── Data shown

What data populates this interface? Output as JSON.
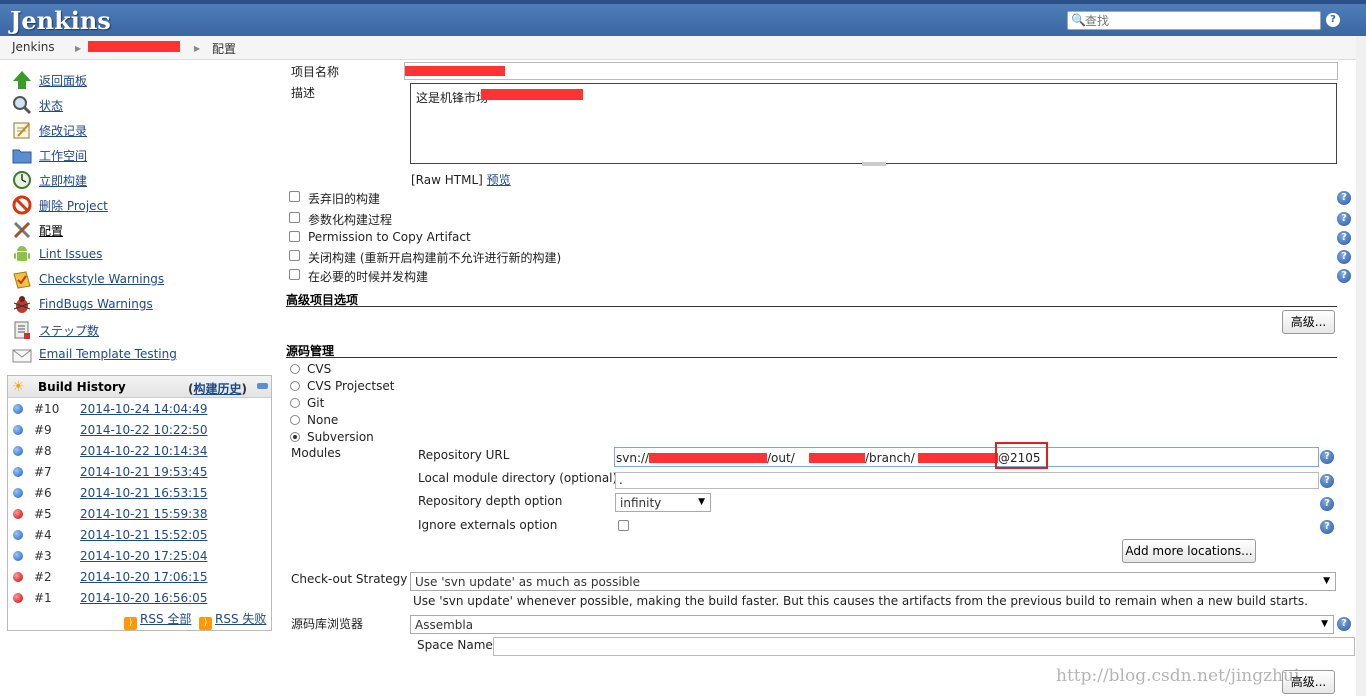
{
  "header": {
    "logo": "Jenkins",
    "search_placeholder": "查找",
    "help": "?"
  },
  "breadcrumb": {
    "root": "Jenkins",
    "current": "配置"
  },
  "sidebar": {
    "items": [
      {
        "label": "返回面板",
        "icon": "up-arrow-icon"
      },
      {
        "label": "状态",
        "icon": "magnifier-icon"
      },
      {
        "label": "修改记录",
        "icon": "notepad-icon"
      },
      {
        "label": "工作空间",
        "icon": "folder-icon"
      },
      {
        "label": "立即构建",
        "icon": "clock-icon"
      },
      {
        "label": "删除 Project",
        "icon": "no-entry-icon"
      },
      {
        "label": "配置",
        "icon": "tools-icon"
      },
      {
        "label": "Lint Issues",
        "icon": "android-icon"
      },
      {
        "label": "Checkstyle Warnings",
        "icon": "checkstyle-icon"
      },
      {
        "label": "FindBugs Warnings",
        "icon": "bug-icon"
      },
      {
        "label": "ステップ数",
        "icon": "steps-icon"
      },
      {
        "label": "Email Template Testing",
        "icon": "envelope-icon"
      }
    ]
  },
  "build_history": {
    "title": "Build History",
    "trend_label": "构建历史",
    "open_paren": "(",
    "builds": [
      {
        "num": "#10",
        "date": "2014-10-24 14:04:49",
        "status": "blue"
      },
      {
        "num": "#9",
        "date": "2014-10-22 10:22:50",
        "status": "blue"
      },
      {
        "num": "#8",
        "date": "2014-10-22 10:14:34",
        "status": "blue"
      },
      {
        "num": "#7",
        "date": "2014-10-21 19:53:45",
        "status": "blue"
      },
      {
        "num": "#6",
        "date": "2014-10-21 16:53:15",
        "status": "blue"
      },
      {
        "num": "#5",
        "date": "2014-10-21 15:59:38",
        "status": "red"
      },
      {
        "num": "#4",
        "date": "2014-10-21 15:52:05",
        "status": "blue"
      },
      {
        "num": "#3",
        "date": "2014-10-20 17:25:04",
        "status": "blue"
      },
      {
        "num": "#2",
        "date": "2014-10-20 17:06:15",
        "status": "red"
      },
      {
        "num": "#1",
        "date": "2014-10-20 16:56:05",
        "status": "red"
      }
    ],
    "rss_all": "RSS 全部",
    "rss_failed": "RSS 失败"
  },
  "form": {
    "project_name_label": "项目名称",
    "description_label": "描述",
    "description_value": "这是机锋市场",
    "raw_html": "[Raw HTML]",
    "preview": "预览",
    "options": [
      "丢弃旧的构建",
      "参数化构建过程",
      "Permission to Copy Artifact",
      "关闭构建 (重新开启构建前不允许进行新的构建)",
      "在必要的时候并发构建"
    ],
    "advanced_section": "高级项目选项",
    "advanced_button": "高级...",
    "scm_section": "源码管理",
    "scm_options": [
      "CVS",
      "CVS Projectset",
      "Git",
      "None",
      "Subversion"
    ],
    "modules_label": "Modules",
    "repo_url_label": "Repository URL",
    "repo_url_parts": [
      "svn://",
      "/out/",
      "/branch/",
      "@2105"
    ],
    "local_dir_label": "Local module directory (optional)",
    "local_dir_value": ".",
    "depth_label": "Repository depth option",
    "depth_value": "infinity",
    "ignore_label": "Ignore externals option",
    "add_more_button": "Add more locations...",
    "checkout_label": "Check-out Strategy",
    "checkout_value": "Use 'svn update' as much as possible",
    "checkout_desc": "Use 'svn update' whenever possible, making the build faster. But this causes the artifacts from the previous build to remain when a new build starts.",
    "browser_label": "源码库浏览器",
    "browser_value": "Assembla",
    "space_label": "Space Name",
    "advanced_button2": "高级...",
    "help": "?"
  },
  "watermark": "http://blog.csdn.net/jingzhui",
  "colors": {
    "header": "#3a67a3",
    "redaction": "#ff3333",
    "highlight": "#e02020"
  }
}
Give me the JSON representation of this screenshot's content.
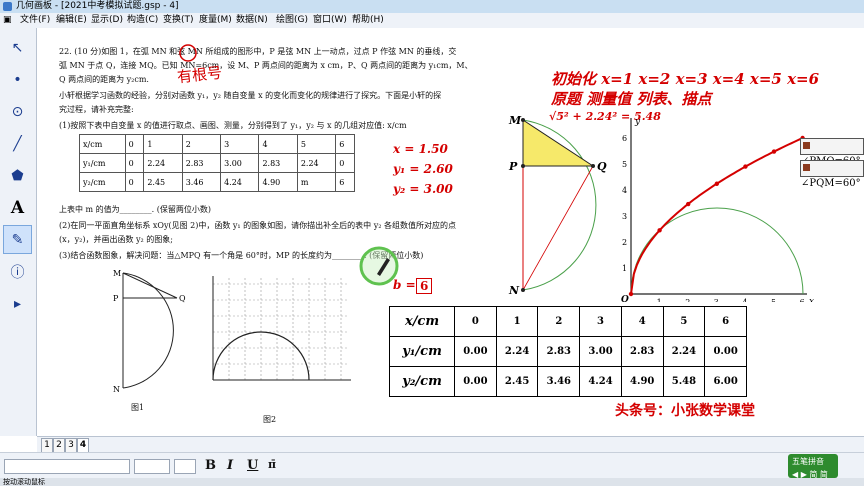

────

**Do this:**
Repeat the material above word for word, please, apart from its images.

**Output:**
What data populates this interface? Output as JSON.
{
  "header": {
    "logo": "Jenkins",
    "search_placeholder": "查找",
    "help": "?"
  },
  "breadcrumb": {
    "root": "Jenkins",
    "current": "配置"
  },
  "sidebar": {
    "items": [
      {
        "label": "返回面板",
        "icon": "up-arrow-icon"
      },
      {
        "label": "状态",
        "icon": "magnifier-icon"
      },
      {
        "label": "修改记录",
        "icon": "notepad-icon"
      },
      {
        "label": "工作空间",
        "icon": "folder-icon"
      },
      {
        "label": "立即构建",
        "icon": "clock-icon"
      },
      {
        "label": "删除 Project",
        "icon": "no-entry-icon"
      },
      {
        "label": "配置",
        "icon": "tools-icon"
      },
      {
        "label": "Lint Issues",
        "icon": "android-icon"
      },
      {
        "label": "Checkstyle Warnings",
        "icon": "checkstyle-icon"
      },
      {
        "label": "FindBugs Warnings",
        "icon": "bug-icon"
      },
      {
        "label": "ステップ数",
        "icon": "steps-icon"
      },
      {
        "label": "Email Template Testing",
        "icon": "envelope-icon"
      }
    ]
  },
  "build_history": {
    "title": "Build History",
    "trend_label": "构建历史",
    "open_paren": "(",
    "builds": [
      {
        "num": "#10",
        "date": "2014-10-24 14:04:49",
        "status": "blue"
      },
      {
        "num": "#9",
        "date": "2014-10-22 10:22:50",
        "status": "blue"
      },
      {
        "num": "#8",
        "date": "2014-10-22 10:14:34",
        "status": "blue"
      },
      {
        "num": "#7",
        "date": "2014-10-21 19:53:45",
        "status": "blue"
      },
      {
        "num": "#6",
        "date": "2014-10-21 16:53:15",
        "status": "blue"
      },
      {
        "num": "#5",
        "date": "2014-10-21 15:59:38",
        "status": "red"
      },
      {
        "num": "#4",
        "date": "2014-10-21 15:52:05",
        "status": "blue"
      },
      {
        "num": "#3",
        "date": "2014-10-20 17:25:04",
        "status": "blue"
      },
      {
        "num": "#2",
        "date": "2014-10-20 17:06:15",
        "status": "red"
      },
      {
        "num": "#1",
        "date": "2014-10-20 16:56:05",
        "status": "red"
      }
    ],
    "rss_all": "RSS 全部",
    "rss_failed": "RSS 失败"
  },
  "form": {
    "project_name_label": "项目名称",
    "description_label": "描述",
    "description_value": "这是机锋市场",
    "raw_html": "[Raw HTML]",
    "preview": "预览",
    "options": [
      "丢弃旧的构建",
      "参数化构建过程",
      "Permission to Copy Artifact",
      "关闭构建 (重新开启构建前不允许进行新的构建)",
      "在必要的时候并发构建"
    ],
    "advanced_section": "高级项目选项",
    "advanced_button": "高级...",
    "scm_section": "源码管理",
    "scm_options": [
      "CVS",
      "CVS Projectset",
      "Git",
      "None",
      "Subversion"
    ],
    "modules_label": "Modules",
    "repo_url_label": "Repository URL",
    "repo_url_parts": [
      "svn://",
      "/out/",
      "/branch/",
      "@2105"
    ],
    "local_dir_label": "Local module directory (optional)",
    "local_dir_value": ".",
    "depth_label": "Repository depth option",
    "depth_value": "infinity",
    "ignore_label": "Ignore externals option",
    "add_more_button": "Add more locations...",
    "checkout_label": "Check-out Strategy",
    "checkout_value": "Use 'svn update' as much as possible",
    "checkout_desc": "Use 'svn update' whenever possible, making the build faster. But this causes the artifacts from the previous build to remain when a new build starts.",
    "browser_label": "源码库浏览器",
    "browser_value": "Assembla",
    "space_label": "Space Name",
    "advanced_button2": "高级...",
    "help": "?"
  },
  "watermark": "http://blog.csdn.net/jingzhui",
  "colors": {
    "header": "#3a67a3",
    "redaction": "#ff3333",
    "highlight": "#e02020"
  }
}
Give me the JSON representation of this screenshot's content.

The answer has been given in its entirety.